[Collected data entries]
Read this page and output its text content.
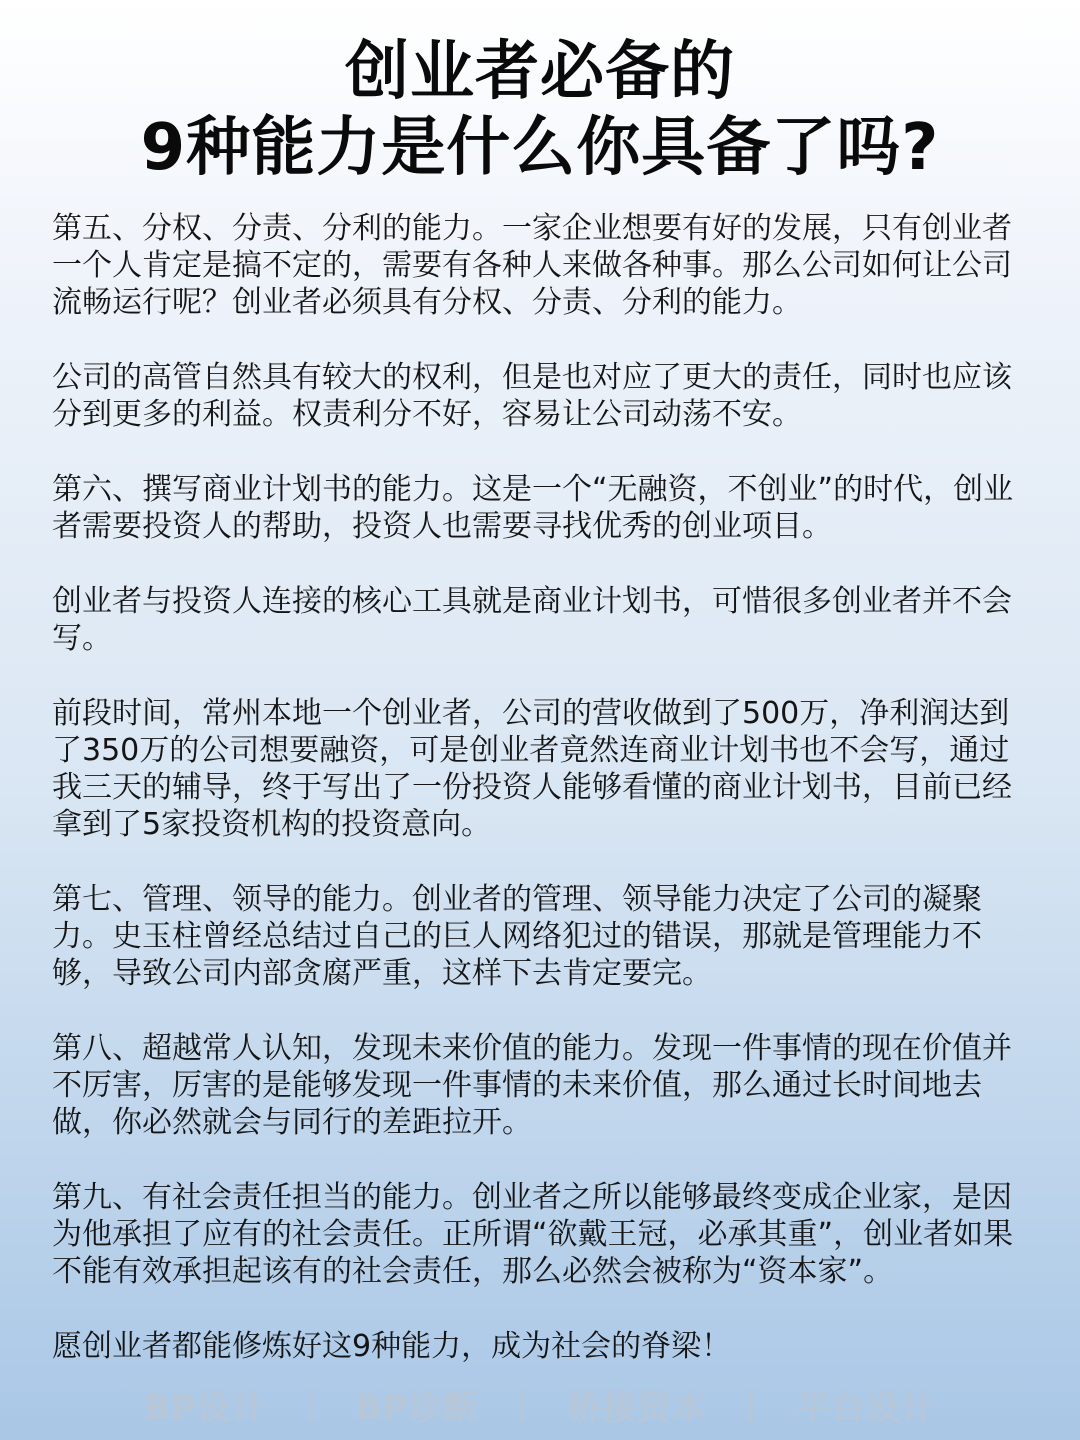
创业者必备的
9种能力是什么你具备了吗?

第五、分权、分责、分利的能力。一家企业想要有好的发展，只有创业者一个人肯定是搞不定的，需要有各种人来做各种事。那么公司如何让公司流畅运行呢？创业者必须具有分权、分责、分利的能力。

公司的高管自然具有较大的权利，但是也对应了更大的责任，同时也应该分到更多的利益。权责利分不好，容易让公司动荡不安。

第六、撰写商业计划书的能力。这是一个“无融资，不创业”的时代，创业者需要投资人的帮助，投资人也需要寻找优秀的创业项目。

创业者与投资人连接的核心工具就是商业计划书，可惜很多创业者并不会写。

前段时间，常州本地一个创业者，公司的营收做到了500万，净利润达到了350万的公司想要融资，可是创业者竟然连商业计划书也不会写，通过我三天的辅导，终于写出了一份投资人能够看懂的商业计划书，目前已经拿到了5家投资机构的投资意向。

第七、管理、领导的能力。创业者的管理、领导能力决定了公司的凝聚力。史玉柱曾经总结过自己的巨人网络犯过的错误，那就是管理能力不够，导致公司内部贪腐严重，这样下去肯定要完。

第八、超越常人认知，发现未来价值的能力。发现一件事情的现在价值并不厉害，厉害的是能够发现一件事情的未来价值，那么通过长时间地去做，你必然就会与同行的差距拉开。

第九、有社会责任担当的能力。创业者之所以能够最终变成企业家，是因为他承担了应有的社会责任。正所谓“欲戴王冠，必承其重”，创业者如果不能有效承担起该有的社会责任，那么必然会被称为“资本家”。

愿创业者都能修炼好这9种能力，成为社会的脊梁！

BP设计 丨 BP诊断 丨 桥接资本 丨 平台设计
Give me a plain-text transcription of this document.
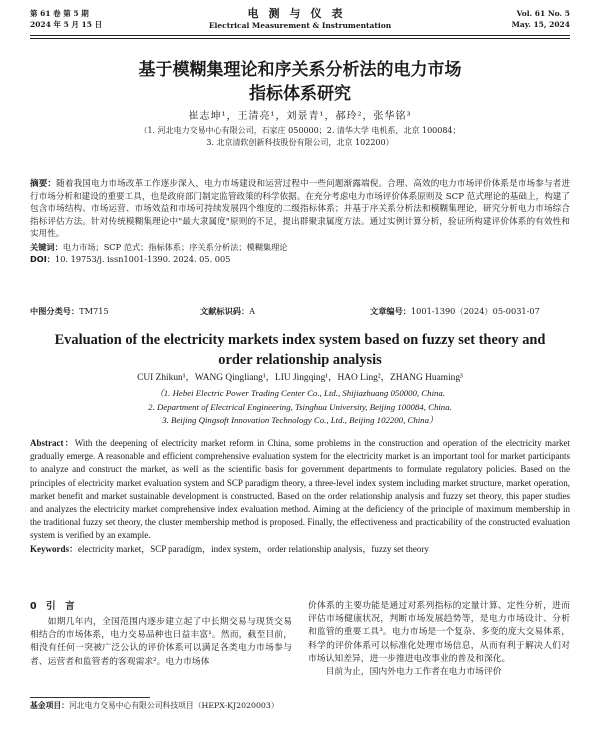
第 61 卷 第 5 期
2024 年 5 月 15 日
电测与仪表
Electrical Measurement & Instrumentation
Vol. 61 No. 5
May. 15, 2024
基于模糊集理论和序关系分析法的电力市场
指标体系研究
崔志坤¹，王清亮¹，刘景青¹，郝玲²，张华铭³
（1. 河北电力交易中心有限公司，石家庄 050000；2. 清华大学 电机系，北京 100084；
3. 北京清软创新科技股份有限公司，北京 102200）
摘要：随着我国电力市场改革工作逐步深入，电力市场建设和运营过程中一些问题渐露端倪。合理、高效的电力市场评价体系是市场参与者进行市场分析和建设的重要工具，也是政府部门制定监管政策的科学依据。在充分考虑电力市场评价体系原则及 SCP 范式理论的基础上，构建了包含市场结构、市场运营、市场效益和市场可持续发展四个维度的二级指标体系；并基于序关系分析法和模糊集理论，研究分析电力市场综合指标评估方法。针对传统模糊集理论中"最大隶属度"原则的不足，提出群聚隶属度方法。通过实例计算分析，验证所构建评价体系的有效性和实用性。
关键词：电力市场；SCP 范式；指标体系；序关系分析法；模糊集理论
DOI：10. 19753/j. issn1001-1390. 2024. 05. 005
中图分类号：TM715	文献标识码：A	文章编号：1001-1390（2024）05-0031-07
Evaluation of the electricity markets index system based on fuzzy set theory and
order relationship analysis
CUI Zhikun¹，WANG Qingliang¹，LIU Jingqing¹，HAO Ling²，ZHANG Huaming³
（1. Hebei Electric Power Trading Center Co., Ltd., Shijiazhuang 050000, China.
2. Department of Electrical Engineering, Tsinghua University, Beijing 100084, China.
3. Beijing Qingsoft Innovation Technology Co., Ltd., Beijing 102200, China）
Abstract：With the deepening of electricity market reform in China, some problems in the construction and operation of the electricity market gradually emerge. A reasonable and efficient comprehensive evaluation system for the electricity market is an important tool for market participants to analyze and construct the market, as well as the scientific basis for government departments to formulate regulatory policies. Based on the principles of electricity market evaluation system and SCP paradigm theory, a three-level index system including market structure, market operation, market benefit and market sustainable development is constructed. Based on the order relationship analysis and fuzzy set theory, this paper studies and analyzes the electricity market comprehensive index evaluation method. Aiming at the deficiency of the principle of maximum membership in the traditional fuzzy set theory, the cluster membership method is proposed. Finally, the effectiveness and practicability of the constructed evaluation system is verified by an example.
Keywords：electricity market，SCP paradigm，index system，order relationship analysis，fuzzy set theory
0　引　言

如期几年内，全国范围内逐步建立起了中长期交易与现货交易相结合的市场体系，电力交易品种也日益丰富¹。然而，截至目前，相没有任何一突被广泛公认的评价体系可以满足各类电力市场参与者、运营者和监管者的客观需求²。电力市场体

价体系的主要功能是通过对系列指标的定量计算、定性分析，进而评估市场健康状况，判断市场发展趋势等，是电力市场设计、分析和监管的重要工具³。电力市场是一个复杂、多变的庞大交易体系，科学的评价体系可以标准化处理市场信息，从而有利于解决人们对市场认知差异，进一步推进电改事业的普及和深化。

目前为止，国内外电力工作者在电力市场评价

基金项目：河北电力交易中心有限公司科技项目（HEPX-KJ2020003）
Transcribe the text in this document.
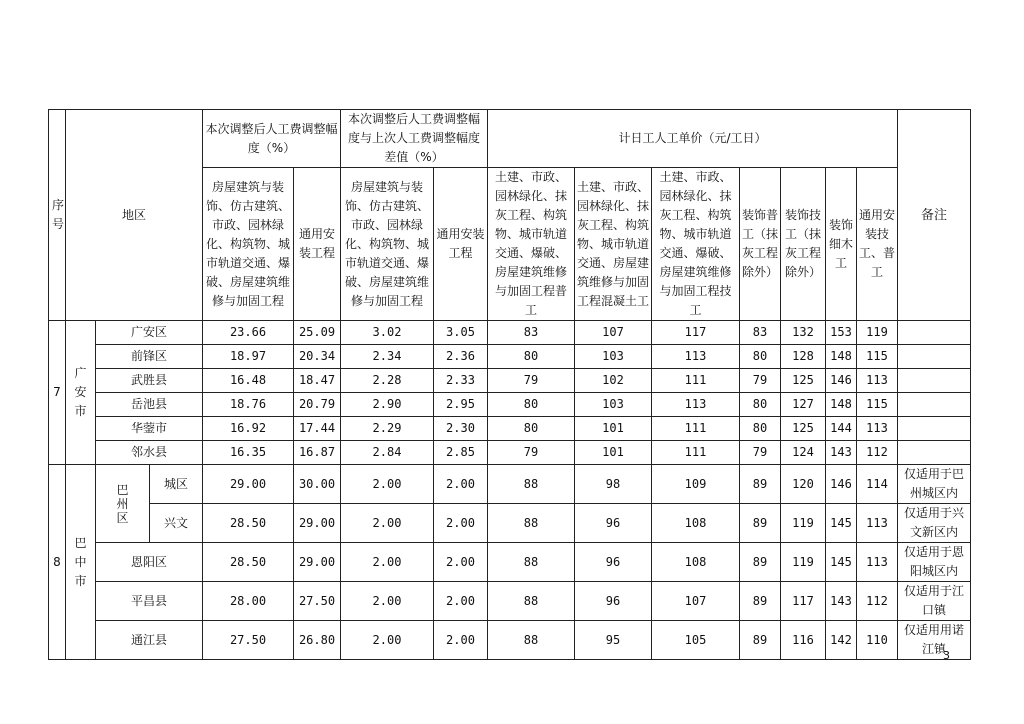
序号	地区			本次调整后人工费调整幅度（%）		本次调整后人工费调整幅度与上次人工费调整幅度差值（%）		计日工人工单价（元/工日）							备注
				房屋建筑与装饰、仿古建筑、市政、园林绿化、构筑物、城市轨道交通、爆破、房屋建筑维修与加固工程	通用安装工程	房屋建筑与装饰、仿古建筑、市政、园林绿化、构筑物、城市轨道交通、爆破、房屋建筑维修与加固工程	通用安装工程	土建、市政、园林绿化、抹灰工程、构筑物、城市轨道交通、爆破、房屋建筑维修与加固工程普工	土建、市政、园林绿化、抹灰工程、构筑物、城市轨道交通、房屋建筑维修与加固工程混凝土工	土建、市政、园林绿化、抹灰工程、构筑物、城市轨道交通、爆破、房屋建筑维修与加固工程技工	装饰普工（抹灰工程除外）	装饰技工（抹灰工程除外）	装饰细木工	通用安装技工、普工	
7	广安市	广安区		23.66	25.09	3.02	3.05	83	107	117	83	132	153	119	
		前锋区		18.97	20.34	2.34	2.36	80	103	113	80	128	148	115	
		武胜县		16.48	18.47	2.28	2.33	79	102	111	79	125	146	113	
		岳池县		18.76	20.79	2.90	2.95	80	103	113	80	127	148	115	
		华蓥市		16.92	17.44	2.29	2.30	80	101	111	80	125	144	113	
		邻水县		16.35	16.87	2.84	2.85	79	101	111	79	124	143	112	
8	巴中市	巴州区	城区	29.00	30.00	2.00	2.00	88	98	109	89	120	146	114	仅适用于巴州城区内
			兴文	28.50	29.00	2.00	2.00	88	96	108	89	119	145	113	仅适用于兴文新区内
		恩阳区		28.50	29.00	2.00	2.00	88	96	108	89	119	145	113	仅适用于恩阳城区内
		平昌县		28.00	27.50	2.00	2.00	88	96	107	89	117	143	112	仅适用于江口镇
		通江县		27.50	26.80	2.00	2.00	88	95	105	89	116	142	110	仅适用用诺江镇
3
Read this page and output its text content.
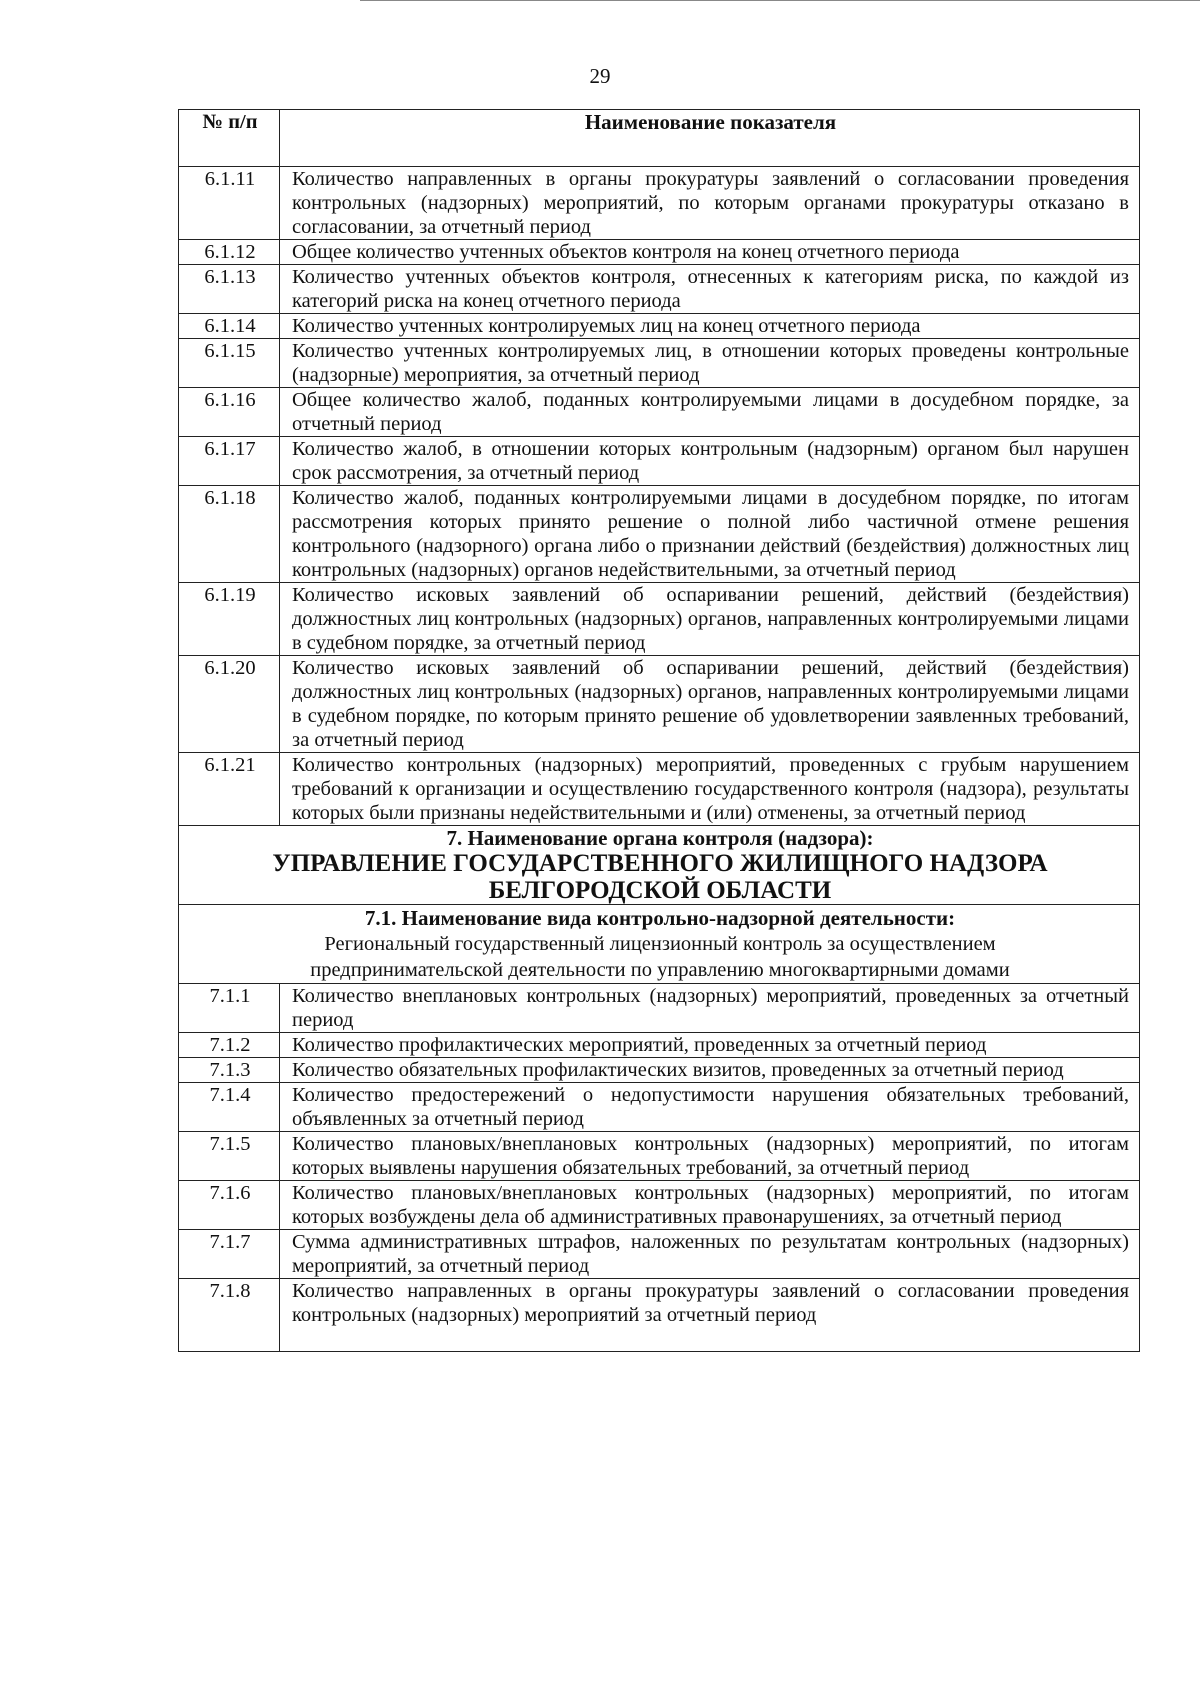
29
№ п/п	Наименование показателя
6.1.11	Количество направленных в органы прокуратуры заявлений о согласовании проведения контрольных (надзорных) мероприятий, по которым органами прокуратуры отказано в согласовании, за отчетный период
6.1.12	Общее количество учтенных объектов контроля на конец отчетного периода
6.1.13	Количество учтенных объектов контроля, отнесенных к категориям риска, по каждой из категорий риска на конец отчетного периода
6.1.14	Количество учтенных контролируемых лиц на конец отчетного периода
6.1.15	Количество учтенных контролируемых лиц, в отношении которых проведены контрольные (надзорные) мероприятия, за отчетный период
6.1.16	Общее количество жалоб, поданных контролируемыми лицами в досудебном порядке, за отчетный период
6.1.17	Количество жалоб, в отношении которых контрольным (надзорным) органом был нарушен срок рассмотрения, за отчетный период
6.1.18	Количество жалоб, поданных контролируемыми лицами в досудебном порядке, по итогам рассмотрения которых принято решение о полной либо частичной отмене решения контрольного (надзорного) органа либо о признании действий (бездействия) должностных лиц контрольных (надзорных) органов недействительными, за отчетный период
6.1.19	Количество исковых заявлений об оспаривании решений, действий (бездействия) должностных лиц контрольных (надзорных) органов, направленных контролируемыми лицами в судебном порядке, за отчетный период
6.1.20	Количество исковых заявлений об оспаривании решений, действий (бездействия) должностных лиц контрольных (надзорных) органов, направленных контролируемыми лицами в судебном порядке, по которым принято решение об удовлетворении заявленных требований, за отчетный период
6.1.21	Количество контрольных (надзорных) мероприятий, проведенных с грубым нарушением требований к организации и осуществлению государственного контроля (надзора), результаты которых были признаны недействительными и (или) отменены, за отчетный период

7. Наименование органа контроля (надзора):
УПРАВЛЕНИЕ ГОСУДАРСТВЕННОГО ЖИЛИЩНОГО НАДЗОРА
БЕЛГОРОДСКОЙ ОБЛАСТИ	

7.1. Наименование вида контрольно-надзорной деятельности:
Региональный государственный лицензионный контроль за осуществлением
предпринимательской деятельности по управлению многоквартирными домами	

7.1.1	Количество внеплановых контрольных (надзорных) мероприятий, проведенных за отчетный период
7.1.2	Количество профилактических мероприятий, проведенных за отчетный период
7.1.3	Количество обязательных профилактических визитов, проведенных за отчетный период
7.1.4	Количество предостережений о недопустимости нарушения обязательных требований, объявленных за отчетный период
7.1.5	Количество плановых/внеплановых контрольных (надзорных) мероприятий, по итогам которых выявлены нарушения обязательных требований, за отчетный период
7.1.6	Количество плановых/внеплановых контрольных (надзорных) мероприятий, по итогам которых возбуждены дела об административных правонарушениях, за отчетный период
7.1.7	Сумма административных штрафов, наложенных по результатам контрольных (надзорных) мероприятий, за отчетный период
7.1.8	Количество направленных в органы прокуратуры заявлений о согласовании проведения контрольных (надзорных) мероприятий за отчетный период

Exercise >>
Within the listing above, copy each line that has the string "fuzzy".

Full answer >>
Evaluation of the electricity markets index system based on fuzzy set theory and
Abstract：With the deepening of electricity market reform in China, some problems in the construction and operation of the electricity market gradually emerge. A reasonable and efficient comprehensive evaluation system for the electricity market is an important tool for market participants to analyze and construct the market, as well as the scientific basis for government departments to formulate regulatory policies. Based on the principles of electricity market evaluation system and SCP paradigm theory, a three-level index system including market structure, market operation, market benefit and market sustainable development is constructed. Based on the order relationship analysis and fuzzy set theory, this paper studies and analyzes the electricity market comprehensive index evaluation method. Aiming at the deficiency of the principle of maximum membership in the traditional fuzzy set theory, the cluster membership method is proposed. Finally, the effectiveness and practicability of the constructed evaluation system is verified by an example.
Keywords：electricity market，SCP paradigm，index system，order relationship analysis，fuzzy set theory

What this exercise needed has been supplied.